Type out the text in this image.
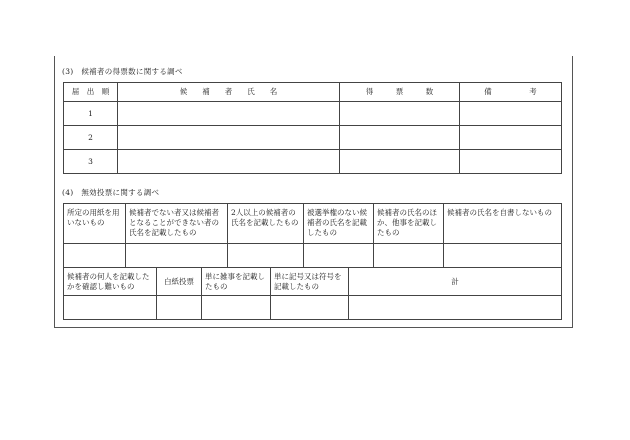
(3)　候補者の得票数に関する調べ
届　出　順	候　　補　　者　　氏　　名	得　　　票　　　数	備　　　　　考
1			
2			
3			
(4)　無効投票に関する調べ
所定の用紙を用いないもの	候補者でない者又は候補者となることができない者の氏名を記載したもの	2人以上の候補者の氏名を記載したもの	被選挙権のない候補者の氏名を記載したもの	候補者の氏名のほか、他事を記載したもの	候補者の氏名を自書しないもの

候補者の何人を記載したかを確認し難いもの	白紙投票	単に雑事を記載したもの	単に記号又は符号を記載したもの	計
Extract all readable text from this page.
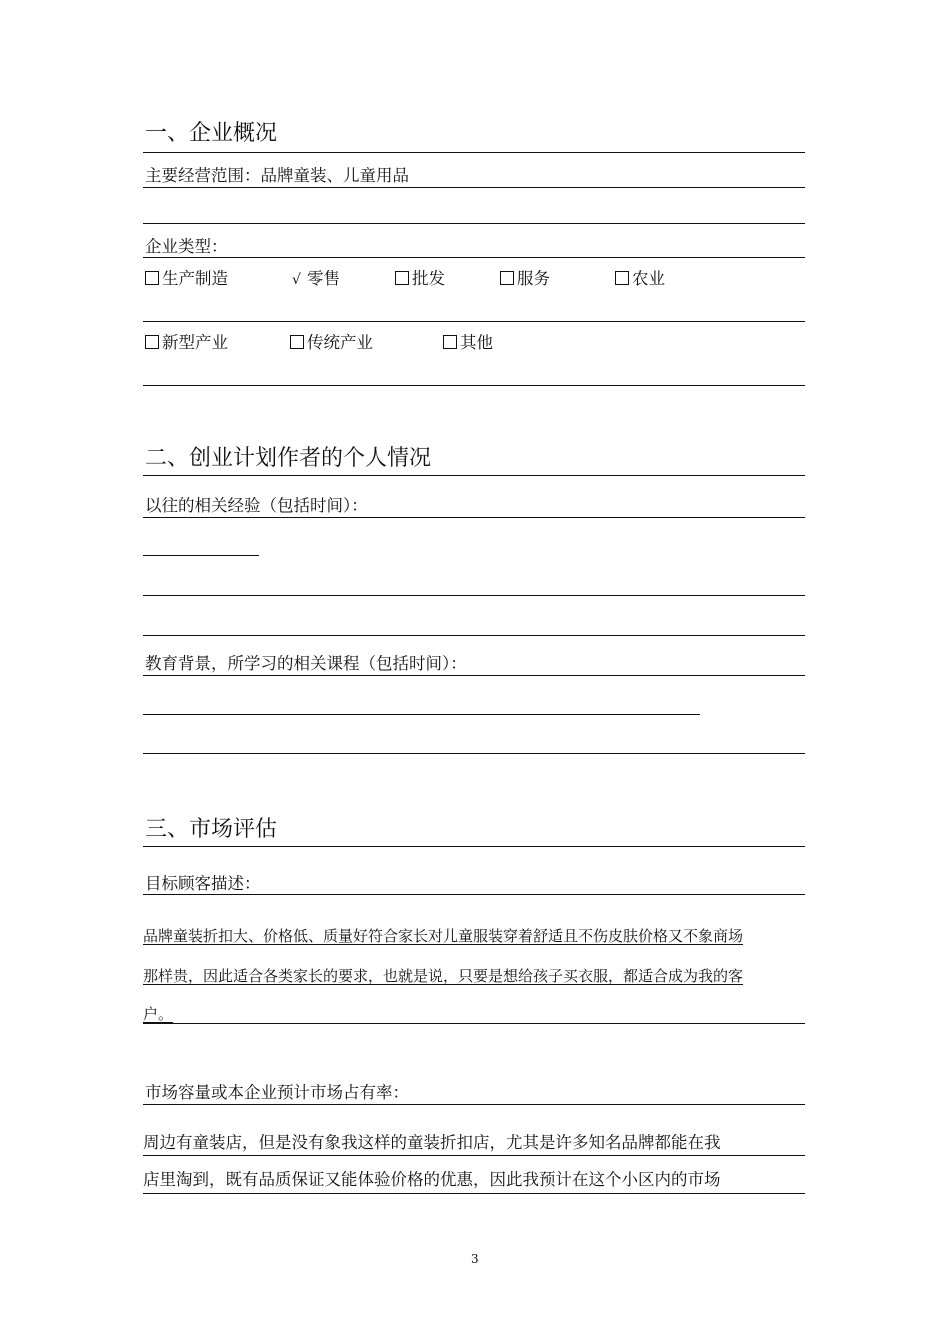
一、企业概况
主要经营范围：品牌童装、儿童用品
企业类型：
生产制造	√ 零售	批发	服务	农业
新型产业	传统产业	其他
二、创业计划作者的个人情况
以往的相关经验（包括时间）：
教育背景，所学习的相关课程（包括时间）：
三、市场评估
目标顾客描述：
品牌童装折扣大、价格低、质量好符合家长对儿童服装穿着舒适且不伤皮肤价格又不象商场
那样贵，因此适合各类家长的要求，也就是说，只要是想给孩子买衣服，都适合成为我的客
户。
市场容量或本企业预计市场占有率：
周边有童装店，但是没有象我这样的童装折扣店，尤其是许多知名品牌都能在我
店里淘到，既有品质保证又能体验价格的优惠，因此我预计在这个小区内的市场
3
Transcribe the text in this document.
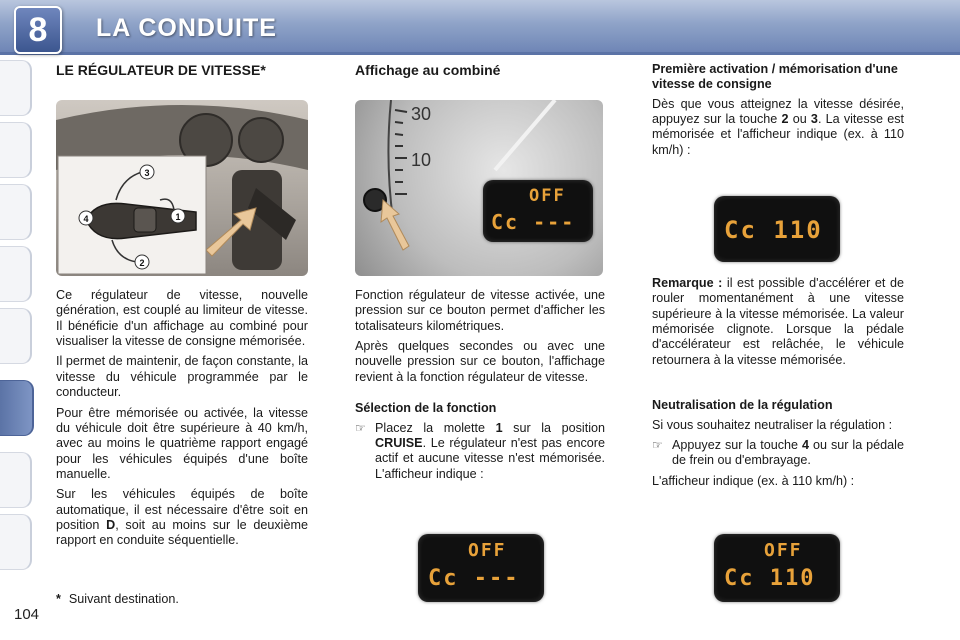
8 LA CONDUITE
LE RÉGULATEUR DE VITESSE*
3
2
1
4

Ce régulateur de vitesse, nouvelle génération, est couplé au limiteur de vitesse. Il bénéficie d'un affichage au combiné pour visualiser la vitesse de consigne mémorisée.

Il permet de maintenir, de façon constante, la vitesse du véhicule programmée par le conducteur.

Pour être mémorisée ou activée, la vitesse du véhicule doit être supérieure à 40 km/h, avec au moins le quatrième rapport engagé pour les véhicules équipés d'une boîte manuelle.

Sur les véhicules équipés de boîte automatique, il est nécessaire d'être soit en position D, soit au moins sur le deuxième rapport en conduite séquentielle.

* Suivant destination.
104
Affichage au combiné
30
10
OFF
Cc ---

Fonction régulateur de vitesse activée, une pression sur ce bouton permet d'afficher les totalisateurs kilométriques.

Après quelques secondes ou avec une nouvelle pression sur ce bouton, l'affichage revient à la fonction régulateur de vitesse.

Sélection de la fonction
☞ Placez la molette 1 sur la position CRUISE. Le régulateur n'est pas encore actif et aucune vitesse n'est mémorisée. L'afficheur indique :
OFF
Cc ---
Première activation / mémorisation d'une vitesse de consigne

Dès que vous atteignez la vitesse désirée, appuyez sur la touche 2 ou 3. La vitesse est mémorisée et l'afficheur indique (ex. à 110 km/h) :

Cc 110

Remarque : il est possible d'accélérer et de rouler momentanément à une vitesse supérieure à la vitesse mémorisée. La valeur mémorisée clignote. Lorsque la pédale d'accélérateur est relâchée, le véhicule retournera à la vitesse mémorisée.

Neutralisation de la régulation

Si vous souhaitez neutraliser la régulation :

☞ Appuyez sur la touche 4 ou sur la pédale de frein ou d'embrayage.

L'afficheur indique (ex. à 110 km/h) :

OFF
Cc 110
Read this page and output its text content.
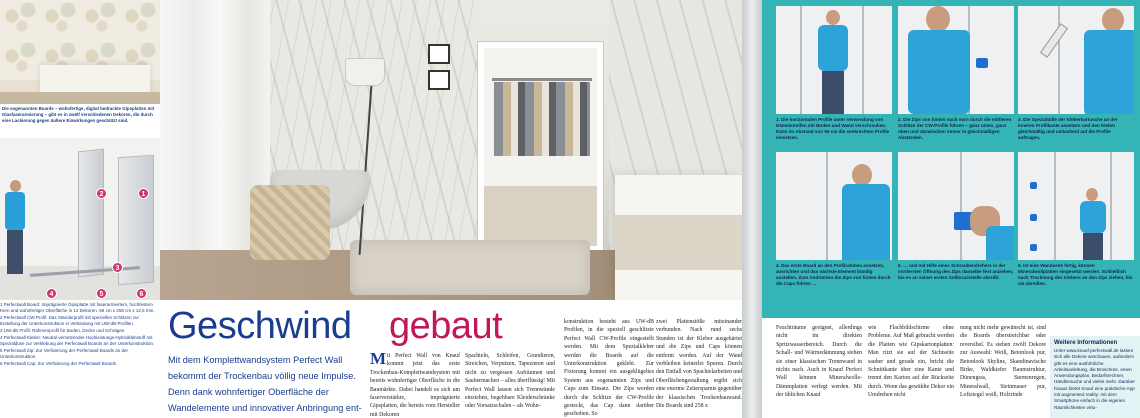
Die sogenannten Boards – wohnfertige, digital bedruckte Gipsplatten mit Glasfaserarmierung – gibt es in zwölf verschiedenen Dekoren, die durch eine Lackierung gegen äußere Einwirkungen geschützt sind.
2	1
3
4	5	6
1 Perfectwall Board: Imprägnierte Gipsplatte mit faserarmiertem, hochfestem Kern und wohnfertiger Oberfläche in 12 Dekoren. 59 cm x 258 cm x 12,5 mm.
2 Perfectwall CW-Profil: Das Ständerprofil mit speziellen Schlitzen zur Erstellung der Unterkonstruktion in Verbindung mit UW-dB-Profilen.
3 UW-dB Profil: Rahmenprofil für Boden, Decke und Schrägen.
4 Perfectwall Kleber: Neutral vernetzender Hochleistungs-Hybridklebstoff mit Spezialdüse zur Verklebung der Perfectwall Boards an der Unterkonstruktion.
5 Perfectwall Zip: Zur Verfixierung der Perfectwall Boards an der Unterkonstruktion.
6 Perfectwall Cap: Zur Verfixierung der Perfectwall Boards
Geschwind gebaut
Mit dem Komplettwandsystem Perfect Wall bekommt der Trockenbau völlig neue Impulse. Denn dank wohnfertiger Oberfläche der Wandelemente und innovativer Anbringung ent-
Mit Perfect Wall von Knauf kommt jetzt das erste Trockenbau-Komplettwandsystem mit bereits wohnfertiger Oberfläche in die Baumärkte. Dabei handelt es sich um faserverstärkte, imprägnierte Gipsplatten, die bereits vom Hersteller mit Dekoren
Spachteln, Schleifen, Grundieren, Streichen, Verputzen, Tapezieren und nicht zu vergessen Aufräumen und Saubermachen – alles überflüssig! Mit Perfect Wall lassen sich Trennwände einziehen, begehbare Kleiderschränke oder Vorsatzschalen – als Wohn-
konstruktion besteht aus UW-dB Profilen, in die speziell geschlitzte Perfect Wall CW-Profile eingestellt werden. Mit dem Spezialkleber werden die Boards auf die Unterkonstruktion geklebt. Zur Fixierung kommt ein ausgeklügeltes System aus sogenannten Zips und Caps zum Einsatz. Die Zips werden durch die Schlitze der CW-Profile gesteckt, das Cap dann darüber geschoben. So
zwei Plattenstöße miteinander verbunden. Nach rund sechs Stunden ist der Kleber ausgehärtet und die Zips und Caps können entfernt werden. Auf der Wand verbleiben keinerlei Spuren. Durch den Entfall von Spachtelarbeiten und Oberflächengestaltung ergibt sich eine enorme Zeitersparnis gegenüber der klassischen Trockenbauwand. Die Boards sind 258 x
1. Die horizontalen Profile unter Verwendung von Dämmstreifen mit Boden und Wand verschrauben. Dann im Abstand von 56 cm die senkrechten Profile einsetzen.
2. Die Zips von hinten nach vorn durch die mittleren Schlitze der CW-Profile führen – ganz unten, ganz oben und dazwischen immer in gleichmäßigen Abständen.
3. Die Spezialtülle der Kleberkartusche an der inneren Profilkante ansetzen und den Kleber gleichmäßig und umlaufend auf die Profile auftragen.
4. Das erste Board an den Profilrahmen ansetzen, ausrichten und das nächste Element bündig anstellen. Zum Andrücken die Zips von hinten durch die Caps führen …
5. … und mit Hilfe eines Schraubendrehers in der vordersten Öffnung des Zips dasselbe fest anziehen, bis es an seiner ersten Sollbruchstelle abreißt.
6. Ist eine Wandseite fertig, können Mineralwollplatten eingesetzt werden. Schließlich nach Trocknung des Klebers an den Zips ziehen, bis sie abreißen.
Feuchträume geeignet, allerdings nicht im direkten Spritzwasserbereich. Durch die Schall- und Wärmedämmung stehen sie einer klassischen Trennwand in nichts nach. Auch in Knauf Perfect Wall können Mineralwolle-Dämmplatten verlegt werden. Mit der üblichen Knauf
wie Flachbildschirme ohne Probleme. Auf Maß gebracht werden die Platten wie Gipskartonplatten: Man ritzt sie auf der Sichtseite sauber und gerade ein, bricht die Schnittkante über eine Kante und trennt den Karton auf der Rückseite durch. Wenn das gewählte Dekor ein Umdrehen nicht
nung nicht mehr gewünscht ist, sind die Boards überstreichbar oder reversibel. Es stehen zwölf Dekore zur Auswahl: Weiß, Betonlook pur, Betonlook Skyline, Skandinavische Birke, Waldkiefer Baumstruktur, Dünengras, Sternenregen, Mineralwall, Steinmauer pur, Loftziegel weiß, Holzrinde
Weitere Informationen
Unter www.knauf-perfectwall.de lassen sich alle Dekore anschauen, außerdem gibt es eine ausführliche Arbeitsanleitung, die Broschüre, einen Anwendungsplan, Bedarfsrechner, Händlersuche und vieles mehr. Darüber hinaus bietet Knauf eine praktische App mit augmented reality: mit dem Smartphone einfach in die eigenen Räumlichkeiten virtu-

Directions:
Within the data above, count the lines that contain the string "être"; the reply is the number alone.

Finished exercise:
2